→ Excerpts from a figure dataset
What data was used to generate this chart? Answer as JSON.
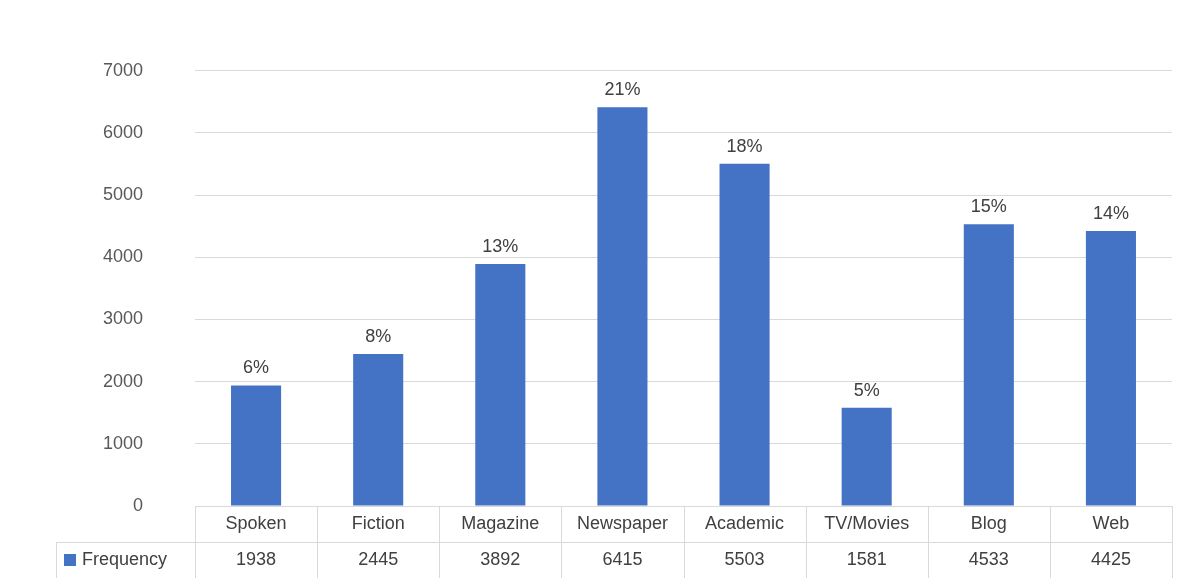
{
  "chart_data": {
    "type": "bar",
    "categories": [
      "Spoken",
      "Fiction",
      "Magazine",
      "Newspaper",
      "Academic",
      "TV/Movies",
      "Blog",
      "Web"
    ],
    "series": [
      {
        "name": "Frequency",
        "color": "#4472c4",
        "values": [
          1938,
          2445,
          3892,
          6415,
          5503,
          1581,
          4533,
          4425
        ]
      }
    ],
    "annotations": [
      {
        "text": "6%",
        "x": "Spoken",
        "y": 1938
      },
      {
        "text": "8%",
        "x": "Fiction",
        "y": 2445
      },
      {
        "text": "13%",
        "x": "Magazine",
        "y": 3892
      },
      {
        "text": "21%",
        "x": "Newspaper",
        "y": 6415
      },
      {
        "text": "18%",
        "x": "Academic",
        "y": 5503
      },
      {
        "text": "5%",
        "x": "TV/Movies",
        "y": 1581
      },
      {
        "text": "15%",
        "x": "Blog",
        "y": 4533
      },
      {
        "text": "14%",
        "x": "Web",
        "y": 4425
      }
    ],
    "ylim": [
      0,
      7000
    ],
    "yticks": [
      0,
      1000,
      2000,
      3000,
      4000,
      5000,
      6000,
      7000
    ],
    "grid": "y",
    "legend": "bottom",
    "data_labels": true
  }
}
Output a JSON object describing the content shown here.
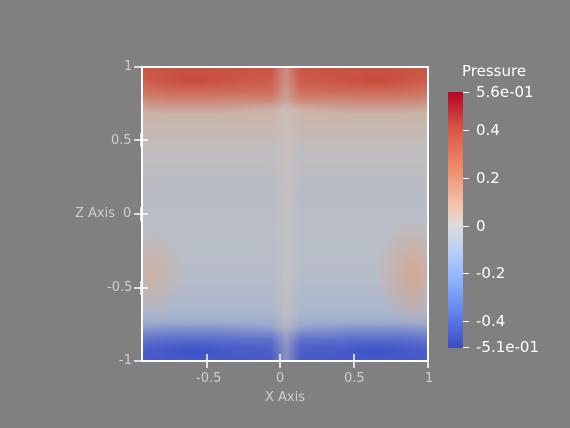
{
  "scalar_field": "Pressure",
  "colorbar": {
    "title": "Pressure",
    "max_label": "5.6e-01",
    "min_label": "-5.1e-01",
    "ticks": [
      "0.4",
      "0.2",
      "0",
      "-0.2",
      "-0.4"
    ],
    "colormap": "cool-to-warm",
    "colors": {
      "high": "#b40426",
      "mid": "#dddddd",
      "low": "#3b4cc0"
    }
  },
  "axes": {
    "x_title": "X Axis",
    "z_title": "Z Axis",
    "x_ticks": [
      "-0.5",
      "0",
      "0.5",
      "1"
    ],
    "z_ticks": [
      "1",
      "0.5",
      "0",
      "-0.5",
      "-1"
    ]
  },
  "colors": {
    "background": "#808080",
    "frame": "#ffffff",
    "axis_text": "#cfcfcf"
  }
}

→ Work to be completed
Take the listing and print it again exactly, but without any pictures.

→ Finished task
What data was used to generate this chart? Answer as JSON.
{
  "chart_data": {
    "type": "bar",
    "categories": [
      "Spoken",
      "Fiction",
      "Magazine",
      "Newspaper",
      "Academic",
      "TV/Movies",
      "Blog",
      "Web"
    ],
    "series": [
      {
        "name": "Frequency",
        "color": "#4472c4",
        "values": [
          1938,
          2445,
          3892,
          6415,
          5503,
          1581,
          4533,
          4425
        ]
      }
    ],
    "annotations": [
      {
        "text": "6%",
        "x": "Spoken",
        "y": 1938
      },
      {
        "text": "8%",
        "x": "Fiction",
        "y": 2445
      },
      {
        "text": "13%",
        "x": "Magazine",
        "y": 3892
      },
      {
        "text": "21%",
        "x": "Newspaper",
        "y": 6415
      },
      {
        "text": "18%",
        "x": "Academic",
        "y": 5503
      },
      {
        "text": "5%",
        "x": "TV/Movies",
        "y": 1581
      },
      {
        "text": "15%",
        "x": "Blog",
        "y": 4533
      },
      {
        "text": "14%",
        "x": "Web",
        "y": 4425
      }
    ],
    "ylim": [
      0,
      7000
    ],
    "yticks": [
      0,
      1000,
      2000,
      3000,
      4000,
      5000,
      6000,
      7000
    ],
    "grid": "y",
    "legend": "bottom",
    "data_labels": true
  }
}
Output a JSON object describing the content shown here.
{
  "scalar_field": "Pressure",
  "colorbar": {
    "title": "Pressure",
    "max_label": "5.6e-01",
    "min_label": "-5.1e-01",
    "ticks": [
      "0.4",
      "0.2",
      "0",
      "-0.2",
      "-0.4"
    ],
    "colormap": "cool-to-warm",
    "colors": {
      "high": "#b40426",
      "mid": "#dddddd",
      "low": "#3b4cc0"
    }
  },
  "axes": {
    "x_title": "X Axis",
    "z_title": "Z Axis",
    "x_ticks": [
      "-0.5",
      "0",
      "0.5",
      "1"
    ],
    "z_ticks": [
      "1",
      "0.5",
      "0",
      "-0.5",
      "-1"
    ]
  },
  "colors": {
    "background": "#808080",
    "frame": "#ffffff",
    "axis_text": "#cfcfcf"
  }
}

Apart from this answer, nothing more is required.